• **DESCRIPTION OF THE TASK**: Using the listing below, give the number of lines where "icon" appears, and nothing else.

• **ENTRIES**:
★ ★ ★
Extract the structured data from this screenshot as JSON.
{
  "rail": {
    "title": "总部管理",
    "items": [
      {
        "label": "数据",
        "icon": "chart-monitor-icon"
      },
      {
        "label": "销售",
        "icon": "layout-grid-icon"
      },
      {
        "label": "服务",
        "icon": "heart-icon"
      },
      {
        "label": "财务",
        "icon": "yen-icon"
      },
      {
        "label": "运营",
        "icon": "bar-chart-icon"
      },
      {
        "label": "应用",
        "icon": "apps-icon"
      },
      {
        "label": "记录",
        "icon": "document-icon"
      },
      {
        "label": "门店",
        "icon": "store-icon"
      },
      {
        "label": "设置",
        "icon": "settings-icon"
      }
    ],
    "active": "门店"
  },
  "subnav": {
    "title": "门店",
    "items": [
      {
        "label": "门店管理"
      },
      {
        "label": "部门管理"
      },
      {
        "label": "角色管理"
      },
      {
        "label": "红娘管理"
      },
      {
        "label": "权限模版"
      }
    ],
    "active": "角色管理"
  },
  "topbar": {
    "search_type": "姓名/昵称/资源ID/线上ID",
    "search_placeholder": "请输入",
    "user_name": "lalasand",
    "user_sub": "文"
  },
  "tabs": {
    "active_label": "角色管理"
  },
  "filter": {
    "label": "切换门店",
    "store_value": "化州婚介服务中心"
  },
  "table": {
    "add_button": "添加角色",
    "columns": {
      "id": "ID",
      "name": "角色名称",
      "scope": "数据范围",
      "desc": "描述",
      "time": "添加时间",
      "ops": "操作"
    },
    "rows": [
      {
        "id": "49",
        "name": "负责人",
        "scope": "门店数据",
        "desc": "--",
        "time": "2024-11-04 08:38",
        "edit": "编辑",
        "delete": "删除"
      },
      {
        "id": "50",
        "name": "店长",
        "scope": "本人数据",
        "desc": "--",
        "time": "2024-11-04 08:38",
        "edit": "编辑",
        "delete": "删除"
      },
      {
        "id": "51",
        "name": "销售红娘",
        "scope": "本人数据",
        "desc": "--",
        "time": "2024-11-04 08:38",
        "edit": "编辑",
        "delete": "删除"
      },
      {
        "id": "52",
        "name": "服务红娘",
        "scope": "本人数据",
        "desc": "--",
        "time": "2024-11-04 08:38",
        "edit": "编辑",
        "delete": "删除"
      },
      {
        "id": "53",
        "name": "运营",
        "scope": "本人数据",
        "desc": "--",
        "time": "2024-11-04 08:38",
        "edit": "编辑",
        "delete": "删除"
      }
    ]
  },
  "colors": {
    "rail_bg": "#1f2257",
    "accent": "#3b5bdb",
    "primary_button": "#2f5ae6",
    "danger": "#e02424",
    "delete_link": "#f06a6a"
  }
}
★ ★ ★
• **ANSWER FOR THE TASK**: 9